### WHAT YOU SHOULD DO
Your answer should be a single number: the count of lines that include "screenshot".
[begin DATA SHOWN]
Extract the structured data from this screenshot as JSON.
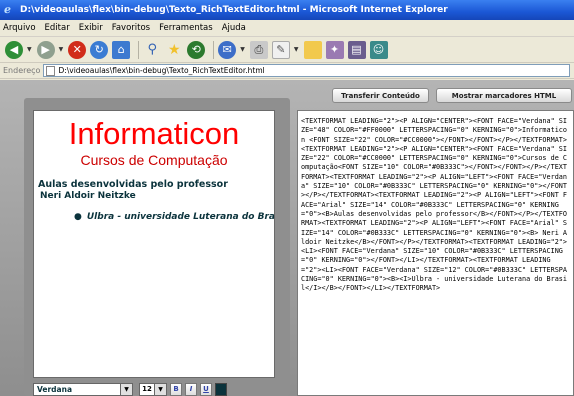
{
  "window": {
    "title": "D:\\videoaulas\\flex\\bin-debug\\Texto_RichTextEditor.html - Microsoft Internet Explorer"
  },
  "menu": [
    "Arquivo",
    "Editar",
    "Exibir",
    "Favoritos",
    "Ferramentas",
    "Ajuda"
  ],
  "address": {
    "label": "Endereço",
    "value": "D:\\videoaulas\\flex\\bin-debug\\Texto_RichTextEditor.html"
  },
  "buttons": {
    "transfer": "Transferir Conteúdo",
    "markers": "Mostrar marcadores HTML"
  },
  "editor": {
    "title": "Informaticon",
    "subtitle": "Cursos de Computação",
    "line1": "Aulas desenvolvidas pelo professor",
    "line2": "Neri Aldoir Neitzke",
    "bullet": "Ulbra - universidade Luterana do Brasil",
    "font": "Verdana",
    "size": "12",
    "bold": "B",
    "italic": "I",
    "underline": "U",
    "text_color": "#0B333C"
  },
  "html_source": "<TEXTFORMAT LEADING=\"2\"><P ALIGN=\"CENTER\"><FONT FACE=\"Verdana\" SIZE=\"48\" COLOR=\"#FF0000\" LETTERSPACING=\"0\" KERNING=\"0\">Informaticon <FONT SIZE=\"22\" COLOR=\"#CC0000\"></FONT></FONT></P></TEXTFORMAT><TEXTFORMAT LEADING=\"2\"><P ALIGN=\"CENTER\"><FONT FACE=\"Verdana\" SIZE=\"22\" COLOR=\"#CC0000\" LETTERSPACING=\"0\" KERNING=\"0\">Cursos de Computação<FONT SIZE=\"10\" COLOR=\"#0B333C\"></FONT></FONT></P></TEXTFORMAT><TEXTFORMAT LEADING=\"2\"><P ALIGN=\"LEFT\"><FONT FACE=\"Verdana\" SIZE=\"10\" COLOR=\"#0B333C\" LETTERSPACING=\"0\" KERNING=\"0\"></FONT></P></TEXTFORMAT><TEXTFORMAT LEADING=\"2\"><P ALIGN=\"LEFT\"><FONT FACE=\"Arial\" SIZE=\"14\" COLOR=\"#0B333C\" LETTERSPACING=\"0\" KERNING=\"0\"><B>Aulas desenvolvidas pelo professor</B></FONT></P></TEXTFORMAT><TEXTFORMAT LEADING=\"2\"><P ALIGN=\"LEFT\"><FONT FACE=\"Arial\" SIZE=\"14\" COLOR=\"#0B333C\" LETTERSPACING=\"0\" KERNING=\"0\"><B> Neri Aldoir Neitzke</B></FONT></P></TEXTFORMAT><TEXTFORMAT LEADING=\"2\"><LI><FONT FACE=\"Verdana\" SIZE=\"10\" COLOR=\"#0B333C\" LETTERSPACING=\"0\" KERNING=\"0\"></FONT></LI></TEXTFORMAT><TEXTFORMAT LEADING=\"2\"><LI><FONT FACE=\"Verdana\" SIZE=\"12\" COLOR=\"#0B333C\" LETTERSPACING=\"0\" KERNING=\"0\"><B><I>Ulbra - universidade Luterana do Brasil</I></B></FONT></LI></TEXTFORMAT>"
}
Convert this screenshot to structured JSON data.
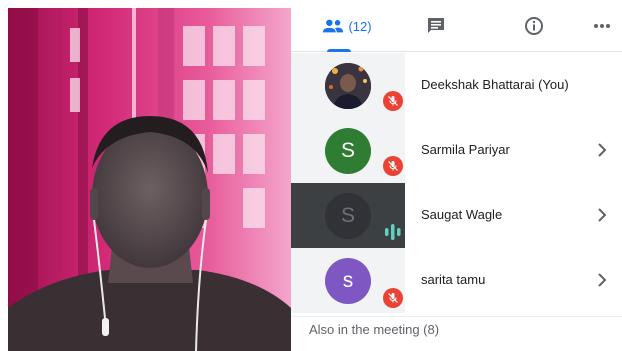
{
  "tabs": {
    "people_count": "(12)",
    "people_icon": "people-icon",
    "chat_icon": "chat-icon",
    "info_icon": "info-icon",
    "more_icon": "more-horizontal-icon",
    "accent": "#1a73e8"
  },
  "participants": [
    {
      "name": "Deekshak Bhattarai (You)",
      "initial": "",
      "avatar": "photo",
      "status": "muted"
    },
    {
      "name": "Sarmila Pariyar",
      "initial": "S",
      "avatar_color": "#2e7d32",
      "status": "muted"
    },
    {
      "name": "Saugat Wagle",
      "initial": "S",
      "avatar_color": "#313237",
      "status": "speaking"
    },
    {
      "name": "sarita tamu",
      "initial": "s",
      "avatar_color": "#7e57c2",
      "status": "muted"
    }
  ],
  "also_in_meeting": "Also in the meeting (8)",
  "colors": {
    "muted_badge": "#ea4335",
    "speaking": "#5fd0c1",
    "highlight_row": "#3c4043"
  }
}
[end DATA SHOWN]
### ANSWER TO THE TASK
2